* **SOURCE PASSAGE**:
————

Genre Context: Domestic Noir

Since Gillian Flynn’s 2012 sensation Gone Girl, domestic noir has become one of the most recognizable strands of contemporary crime fiction. Coined by novelist Julia Crouch in 2013, the term denotes a subgenre of crime fiction that focuses on violence against women emerging from within the supposedly safe spaces of marriage, family, the workplace, and friendship. This focus reflects the reality that women are much more likely to be harmed by someone they know than by a stranger. Crouch explains that domestic noir takes as its base a broadly feminist view that the domestic sphere is a challenging and sometimes dangerous prospect for its inhabitants” (Crouch, Julia. “Genre Bender.” JuliaCrouch.co.uk, 25 Aug. 2013).

————

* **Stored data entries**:
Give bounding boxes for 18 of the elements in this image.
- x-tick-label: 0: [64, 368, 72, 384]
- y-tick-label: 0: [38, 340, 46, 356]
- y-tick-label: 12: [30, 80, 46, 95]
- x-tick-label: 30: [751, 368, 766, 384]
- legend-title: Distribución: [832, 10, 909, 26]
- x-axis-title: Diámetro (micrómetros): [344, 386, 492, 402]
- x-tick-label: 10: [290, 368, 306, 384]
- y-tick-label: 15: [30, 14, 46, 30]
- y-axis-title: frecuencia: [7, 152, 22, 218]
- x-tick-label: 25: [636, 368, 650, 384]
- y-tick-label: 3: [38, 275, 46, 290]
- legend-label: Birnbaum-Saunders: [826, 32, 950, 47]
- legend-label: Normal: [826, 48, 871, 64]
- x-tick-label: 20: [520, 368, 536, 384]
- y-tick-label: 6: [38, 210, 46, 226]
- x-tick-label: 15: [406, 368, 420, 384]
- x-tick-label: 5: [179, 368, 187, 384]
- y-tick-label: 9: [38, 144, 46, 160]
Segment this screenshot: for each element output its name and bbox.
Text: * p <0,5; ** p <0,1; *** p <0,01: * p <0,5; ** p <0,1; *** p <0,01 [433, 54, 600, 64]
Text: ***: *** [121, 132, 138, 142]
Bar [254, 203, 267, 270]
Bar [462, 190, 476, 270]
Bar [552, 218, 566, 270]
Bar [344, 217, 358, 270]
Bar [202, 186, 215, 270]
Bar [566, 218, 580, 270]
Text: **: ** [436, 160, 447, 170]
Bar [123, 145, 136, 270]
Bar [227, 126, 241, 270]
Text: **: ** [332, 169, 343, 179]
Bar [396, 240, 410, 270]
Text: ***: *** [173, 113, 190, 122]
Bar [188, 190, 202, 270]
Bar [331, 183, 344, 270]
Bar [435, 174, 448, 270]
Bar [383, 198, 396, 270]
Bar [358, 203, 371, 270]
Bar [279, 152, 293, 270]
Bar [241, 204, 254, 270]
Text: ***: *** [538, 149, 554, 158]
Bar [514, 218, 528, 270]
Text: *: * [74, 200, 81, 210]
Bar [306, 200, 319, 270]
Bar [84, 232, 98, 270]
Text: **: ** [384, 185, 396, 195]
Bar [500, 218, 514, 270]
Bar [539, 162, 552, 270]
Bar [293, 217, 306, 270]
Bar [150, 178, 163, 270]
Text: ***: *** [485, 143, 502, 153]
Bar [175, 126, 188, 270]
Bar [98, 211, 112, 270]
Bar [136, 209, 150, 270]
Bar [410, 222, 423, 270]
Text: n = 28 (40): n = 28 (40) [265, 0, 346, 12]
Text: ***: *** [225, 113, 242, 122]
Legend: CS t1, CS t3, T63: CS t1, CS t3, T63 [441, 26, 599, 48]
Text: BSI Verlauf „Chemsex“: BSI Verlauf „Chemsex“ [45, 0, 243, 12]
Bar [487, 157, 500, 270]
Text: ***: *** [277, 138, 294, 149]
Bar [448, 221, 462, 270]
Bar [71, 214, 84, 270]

————

* **SET OF TASKS**:
(a) Using the passage on domestic noir, state whether each of the following statements agrees with it: (i) the term "domestic noir" was coined by Gillian Flynn; (ii) women are more likely to be harmed by someone they know than by a stranger; (iii) Gone Girl appeared in 2012. Answer yes or no for each, and quote the deciding words of the passage.
(b) Write out the portion of the passage on domestic noir from "Since Gillian Flynn’s" to "25 Aug. 2013).".

* **RESPONSES TO THE EXERCISE**:
(a)
(i) No: "Coined by novelist Julia Crouch in 2013"
(ii) Yes: "women are much more likely to be harmed by someone they know than by a stranger"
(iii) Yes: "Gillian Flynn’s 2012 sensation Gone Girl"

(b)
Since Gillian Flynn’s 2012 sensation Gone Girl, domestic noir has become one of the most recognizable strands of contemporary crime fiction. Coined by novelist Julia Crouch in 2013, the term denotes a subgenre of crime fiction that focuses on violence against women emerging from within the supposedly safe spaces of marriage, family, the workplace, and friendship. This focus reflects the reality that women are much more likely to be harmed by someone they know than by a stranger. Crouch explains that domestic noir takes as its base a broadly feminist view that the domestic sphere is a challenging and sometimes dangerous prospect for its inhabitants” (Crouch, Julia. “Genre Bender.” JuliaCrouch.co.uk, 25 Aug. 2013).